> **INPUT ROWS**:
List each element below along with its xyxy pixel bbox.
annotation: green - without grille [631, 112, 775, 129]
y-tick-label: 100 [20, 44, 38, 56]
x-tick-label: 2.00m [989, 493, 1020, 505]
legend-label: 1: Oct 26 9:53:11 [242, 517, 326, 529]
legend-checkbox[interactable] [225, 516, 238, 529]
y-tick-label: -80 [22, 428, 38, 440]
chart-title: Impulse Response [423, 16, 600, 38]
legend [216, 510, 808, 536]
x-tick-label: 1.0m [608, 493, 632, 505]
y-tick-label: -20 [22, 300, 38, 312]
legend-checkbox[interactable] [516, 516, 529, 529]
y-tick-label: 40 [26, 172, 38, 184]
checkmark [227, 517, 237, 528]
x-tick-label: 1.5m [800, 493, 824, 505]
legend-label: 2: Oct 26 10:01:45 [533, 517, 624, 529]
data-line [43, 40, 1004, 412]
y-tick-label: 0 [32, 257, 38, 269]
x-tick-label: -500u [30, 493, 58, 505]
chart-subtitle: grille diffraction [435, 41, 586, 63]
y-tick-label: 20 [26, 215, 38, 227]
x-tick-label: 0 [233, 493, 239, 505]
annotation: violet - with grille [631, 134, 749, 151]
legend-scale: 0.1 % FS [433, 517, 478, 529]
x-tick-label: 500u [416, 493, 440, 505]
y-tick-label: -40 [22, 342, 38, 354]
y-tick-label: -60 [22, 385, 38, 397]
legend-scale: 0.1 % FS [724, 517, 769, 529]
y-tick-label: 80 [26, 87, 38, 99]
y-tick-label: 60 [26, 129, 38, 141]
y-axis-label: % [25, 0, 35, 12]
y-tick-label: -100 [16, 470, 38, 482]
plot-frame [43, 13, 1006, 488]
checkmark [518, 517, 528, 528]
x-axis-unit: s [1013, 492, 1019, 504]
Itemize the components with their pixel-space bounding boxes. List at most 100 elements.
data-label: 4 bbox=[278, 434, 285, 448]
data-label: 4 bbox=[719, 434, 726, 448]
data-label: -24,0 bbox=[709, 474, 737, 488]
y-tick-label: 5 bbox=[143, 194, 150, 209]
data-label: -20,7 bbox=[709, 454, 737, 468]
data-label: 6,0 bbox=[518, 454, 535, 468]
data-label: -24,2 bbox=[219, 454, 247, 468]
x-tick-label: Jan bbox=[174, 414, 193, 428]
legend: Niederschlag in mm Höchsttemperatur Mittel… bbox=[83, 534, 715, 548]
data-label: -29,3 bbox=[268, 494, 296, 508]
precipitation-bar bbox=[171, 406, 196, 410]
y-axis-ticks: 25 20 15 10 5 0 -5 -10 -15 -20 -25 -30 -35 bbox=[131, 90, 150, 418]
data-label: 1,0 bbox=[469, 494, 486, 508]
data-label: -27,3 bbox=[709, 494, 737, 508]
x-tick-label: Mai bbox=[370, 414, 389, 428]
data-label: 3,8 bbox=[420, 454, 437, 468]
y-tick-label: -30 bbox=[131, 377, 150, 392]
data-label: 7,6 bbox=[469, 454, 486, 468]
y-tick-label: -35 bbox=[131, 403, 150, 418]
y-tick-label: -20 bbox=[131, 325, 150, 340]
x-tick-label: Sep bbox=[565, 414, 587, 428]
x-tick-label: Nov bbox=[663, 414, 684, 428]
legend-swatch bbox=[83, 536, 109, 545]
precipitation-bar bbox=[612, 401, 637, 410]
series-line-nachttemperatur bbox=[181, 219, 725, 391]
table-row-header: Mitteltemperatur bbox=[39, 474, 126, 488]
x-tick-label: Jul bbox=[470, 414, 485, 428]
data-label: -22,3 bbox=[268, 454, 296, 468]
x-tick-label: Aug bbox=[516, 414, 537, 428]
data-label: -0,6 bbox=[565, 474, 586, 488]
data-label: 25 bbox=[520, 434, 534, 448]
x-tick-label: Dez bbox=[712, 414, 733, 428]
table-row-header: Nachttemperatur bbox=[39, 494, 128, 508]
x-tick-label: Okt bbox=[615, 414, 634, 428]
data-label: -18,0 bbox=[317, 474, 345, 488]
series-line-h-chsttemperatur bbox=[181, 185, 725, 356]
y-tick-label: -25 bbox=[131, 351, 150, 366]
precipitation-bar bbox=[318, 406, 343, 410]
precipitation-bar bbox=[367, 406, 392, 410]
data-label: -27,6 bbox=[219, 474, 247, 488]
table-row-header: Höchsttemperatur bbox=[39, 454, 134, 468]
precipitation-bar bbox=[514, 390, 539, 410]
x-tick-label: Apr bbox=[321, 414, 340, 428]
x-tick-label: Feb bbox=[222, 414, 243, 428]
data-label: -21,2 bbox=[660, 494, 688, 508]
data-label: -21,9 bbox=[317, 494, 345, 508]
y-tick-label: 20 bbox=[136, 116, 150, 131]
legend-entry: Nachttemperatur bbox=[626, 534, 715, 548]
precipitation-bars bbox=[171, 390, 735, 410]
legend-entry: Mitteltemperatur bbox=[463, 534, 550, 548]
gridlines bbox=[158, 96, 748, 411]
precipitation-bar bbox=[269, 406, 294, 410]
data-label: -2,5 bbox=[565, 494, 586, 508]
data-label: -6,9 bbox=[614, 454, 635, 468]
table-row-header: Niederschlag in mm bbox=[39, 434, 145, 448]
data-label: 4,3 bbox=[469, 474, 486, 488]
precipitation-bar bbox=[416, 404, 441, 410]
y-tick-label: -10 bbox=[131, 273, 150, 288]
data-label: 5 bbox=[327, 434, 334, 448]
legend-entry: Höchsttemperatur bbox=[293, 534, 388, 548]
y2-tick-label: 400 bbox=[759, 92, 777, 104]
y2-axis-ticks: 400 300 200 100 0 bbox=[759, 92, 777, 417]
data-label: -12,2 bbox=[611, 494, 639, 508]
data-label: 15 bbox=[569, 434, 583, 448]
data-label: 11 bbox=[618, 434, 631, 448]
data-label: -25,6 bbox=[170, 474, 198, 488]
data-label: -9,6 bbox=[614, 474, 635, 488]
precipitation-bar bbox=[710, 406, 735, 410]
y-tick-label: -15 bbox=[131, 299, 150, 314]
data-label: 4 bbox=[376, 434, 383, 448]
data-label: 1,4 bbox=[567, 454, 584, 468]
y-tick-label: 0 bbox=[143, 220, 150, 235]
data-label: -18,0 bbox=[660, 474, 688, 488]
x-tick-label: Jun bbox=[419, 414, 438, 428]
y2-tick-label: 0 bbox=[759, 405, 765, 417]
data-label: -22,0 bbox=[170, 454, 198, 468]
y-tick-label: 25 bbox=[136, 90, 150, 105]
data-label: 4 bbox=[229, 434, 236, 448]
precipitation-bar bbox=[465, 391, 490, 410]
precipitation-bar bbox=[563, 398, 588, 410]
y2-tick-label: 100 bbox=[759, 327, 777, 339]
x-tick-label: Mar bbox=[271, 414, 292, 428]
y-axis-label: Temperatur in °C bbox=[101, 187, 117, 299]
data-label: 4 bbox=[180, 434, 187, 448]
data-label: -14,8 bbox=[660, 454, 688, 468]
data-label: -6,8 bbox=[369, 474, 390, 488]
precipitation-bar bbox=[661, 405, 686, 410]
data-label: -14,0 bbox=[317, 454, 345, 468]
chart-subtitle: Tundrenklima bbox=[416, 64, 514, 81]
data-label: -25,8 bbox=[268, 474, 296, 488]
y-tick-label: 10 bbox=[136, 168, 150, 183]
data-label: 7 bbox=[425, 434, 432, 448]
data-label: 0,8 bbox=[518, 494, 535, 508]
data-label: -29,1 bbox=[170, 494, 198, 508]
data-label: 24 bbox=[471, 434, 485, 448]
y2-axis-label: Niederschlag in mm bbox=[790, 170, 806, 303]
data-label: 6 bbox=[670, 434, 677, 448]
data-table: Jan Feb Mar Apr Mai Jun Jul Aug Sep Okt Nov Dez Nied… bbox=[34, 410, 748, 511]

> **WHAT THE TASK REQUIRES**:
Format the material from its first line up to and including the line with "legend-checkbox[interactable] [225, 516, 238, 529]" as a numbered list, dropping any blank lines.

> **SOLUTION TO THE PROBLEM**:
1. List each element below along with its xyxy pixel bbox.
2. annotation: green - without grille [631, 112, 775, 129]
3. y-tick-label: 100 [20, 44, 38, 56]
4. x-tick-label: 2.00m [989, 493, 1020, 505]
5. legend-label: 1: Oct 26 9:53:11 [242, 517, 326, 529]
6. legend-checkbox[interactable] [225, 516, 238, 529]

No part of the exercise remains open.